§ What the exercise asks: Transcribe all of the material below word for word and leave out its pictures.

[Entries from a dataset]
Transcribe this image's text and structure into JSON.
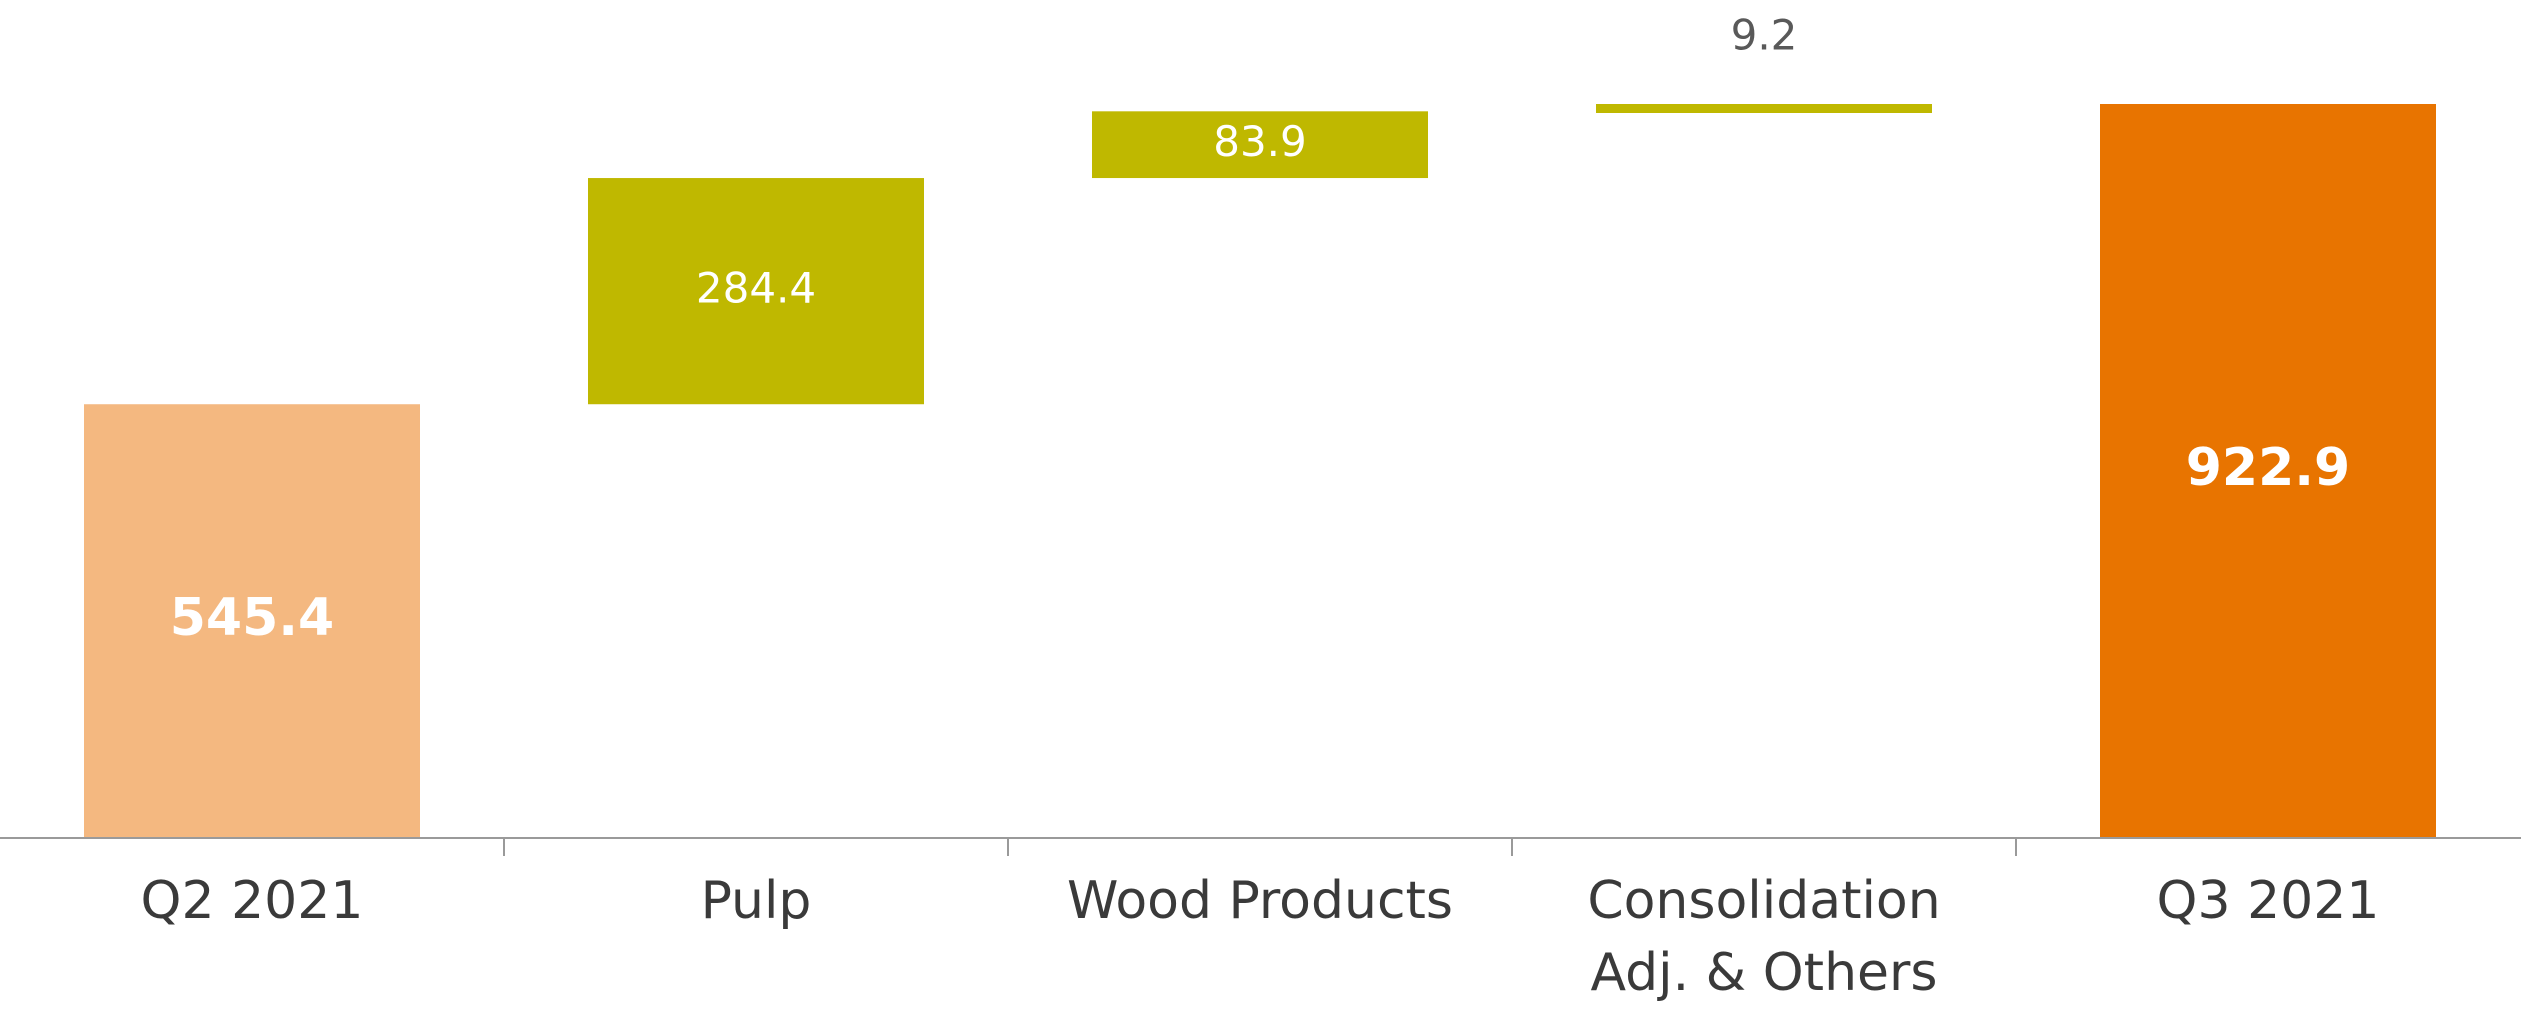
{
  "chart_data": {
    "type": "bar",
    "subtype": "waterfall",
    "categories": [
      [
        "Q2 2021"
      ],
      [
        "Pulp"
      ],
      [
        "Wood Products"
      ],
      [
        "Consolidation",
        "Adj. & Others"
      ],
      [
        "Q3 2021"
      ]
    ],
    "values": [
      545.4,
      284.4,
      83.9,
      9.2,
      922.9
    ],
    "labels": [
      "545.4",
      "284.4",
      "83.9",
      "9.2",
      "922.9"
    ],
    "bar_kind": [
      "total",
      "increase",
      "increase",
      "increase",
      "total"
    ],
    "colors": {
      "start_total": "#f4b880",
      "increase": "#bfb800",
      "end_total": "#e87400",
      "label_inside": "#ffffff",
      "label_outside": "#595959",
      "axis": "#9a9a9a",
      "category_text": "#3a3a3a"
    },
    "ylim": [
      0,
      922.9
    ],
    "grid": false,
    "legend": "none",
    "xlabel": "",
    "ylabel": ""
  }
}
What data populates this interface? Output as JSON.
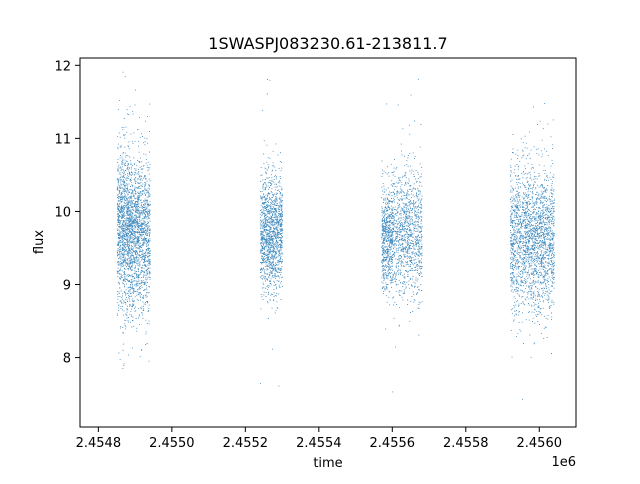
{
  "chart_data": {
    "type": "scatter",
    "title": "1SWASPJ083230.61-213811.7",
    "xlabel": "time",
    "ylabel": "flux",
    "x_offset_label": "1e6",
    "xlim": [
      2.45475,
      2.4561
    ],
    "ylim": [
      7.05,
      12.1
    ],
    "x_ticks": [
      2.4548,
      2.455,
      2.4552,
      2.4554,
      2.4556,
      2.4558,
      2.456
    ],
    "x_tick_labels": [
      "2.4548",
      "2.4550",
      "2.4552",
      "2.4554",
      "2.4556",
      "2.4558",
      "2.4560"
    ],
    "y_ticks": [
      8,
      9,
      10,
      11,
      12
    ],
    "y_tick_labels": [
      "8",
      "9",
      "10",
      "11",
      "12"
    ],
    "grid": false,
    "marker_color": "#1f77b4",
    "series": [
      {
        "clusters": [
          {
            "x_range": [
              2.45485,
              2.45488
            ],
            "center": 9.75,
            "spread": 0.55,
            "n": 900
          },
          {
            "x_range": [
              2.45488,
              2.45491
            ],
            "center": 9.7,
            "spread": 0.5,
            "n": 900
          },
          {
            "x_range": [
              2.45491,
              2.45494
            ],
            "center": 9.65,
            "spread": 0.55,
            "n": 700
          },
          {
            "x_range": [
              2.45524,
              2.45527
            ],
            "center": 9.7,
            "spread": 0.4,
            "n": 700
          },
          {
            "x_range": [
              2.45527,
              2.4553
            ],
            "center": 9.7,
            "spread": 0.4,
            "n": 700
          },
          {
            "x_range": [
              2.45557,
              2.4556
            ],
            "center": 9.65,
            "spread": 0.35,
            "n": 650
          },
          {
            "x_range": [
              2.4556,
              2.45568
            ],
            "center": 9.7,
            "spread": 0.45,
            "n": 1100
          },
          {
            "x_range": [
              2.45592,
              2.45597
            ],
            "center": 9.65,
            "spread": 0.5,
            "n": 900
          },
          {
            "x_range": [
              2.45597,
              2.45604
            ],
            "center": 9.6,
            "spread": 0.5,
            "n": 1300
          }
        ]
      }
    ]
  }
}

§ Correct output:
Transcribe this image's text and structure into JSON.
{
  "chart_data": {
    "type": "bar",
    "subtype": "waterfall",
    "categories": [
      [
        "Q2 2021"
      ],
      [
        "Pulp"
      ],
      [
        "Wood Products"
      ],
      [
        "Consolidation",
        "Adj. & Others"
      ],
      [
        "Q3 2021"
      ]
    ],
    "values": [
      545.4,
      284.4,
      83.9,
      9.2,
      922.9
    ],
    "labels": [
      "545.4",
      "284.4",
      "83.9",
      "9.2",
      "922.9"
    ],
    "bar_kind": [
      "total",
      "increase",
      "increase",
      "increase",
      "total"
    ],
    "colors": {
      "start_total": "#f4b880",
      "increase": "#bfb800",
      "end_total": "#e87400",
      "label_inside": "#ffffff",
      "label_outside": "#595959",
      "axis": "#9a9a9a",
      "category_text": "#3a3a3a"
    },
    "ylim": [
      0,
      922.9
    ],
    "grid": false,
    "legend": "none",
    "xlabel": "",
    "ylabel": ""
  }
}
What data populates this interface? Output as JSON.
{
  "chart_data": {
    "type": "scatter",
    "title": "1SWASPJ083230.61-213811.7",
    "xlabel": "time",
    "ylabel": "flux",
    "x_offset_label": "1e6",
    "xlim": [
      2.45475,
      2.4561
    ],
    "ylim": [
      7.05,
      12.1
    ],
    "x_ticks": [
      2.4548,
      2.455,
      2.4552,
      2.4554,
      2.4556,
      2.4558,
      2.456
    ],
    "x_tick_labels": [
      "2.4548",
      "2.4550",
      "2.4552",
      "2.4554",
      "2.4556",
      "2.4558",
      "2.4560"
    ],
    "y_ticks": [
      8,
      9,
      10,
      11,
      12
    ],
    "y_tick_labels": [
      "8",
      "9",
      "10",
      "11",
      "12"
    ],
    "grid": false,
    "marker_color": "#1f77b4",
    "series": [
      {
        "clusters": [
          {
            "x_range": [
              2.45485,
              2.45488
            ],
            "center": 9.75,
            "spread": 0.55,
            "n": 900
          },
          {
            "x_range": [
              2.45488,
              2.45491
            ],
            "center": 9.7,
            "spread": 0.5,
            "n": 900
          },
          {
            "x_range": [
              2.45491,
              2.45494
            ],
            "center": 9.65,
            "spread": 0.55,
            "n": 700
          },
          {
            "x_range": [
              2.45524,
              2.45527
            ],
            "center": 9.7,
            "spread": 0.4,
            "n": 700
          },
          {
            "x_range": [
              2.45527,
              2.4553
            ],
            "center": 9.7,
            "spread": 0.4,
            "n": 700
          },
          {
            "x_range": [
              2.45557,
              2.4556
            ],
            "center": 9.65,
            "spread": 0.35,
            "n": 650
          },
          {
            "x_range": [
              2.4556,
              2.45568
            ],
            "center": 9.7,
            "spread": 0.45,
            "n": 1100
          },
          {
            "x_range": [
              2.45592,
              2.45597
            ],
            "center": 9.65,
            "spread": 0.5,
            "n": 900
          },
          {
            "x_range": [
              2.45597,
              2.45604
            ],
            "center": 9.6,
            "spread": 0.5,
            "n": 1300
          }
        ]
      }
    ]
  }
}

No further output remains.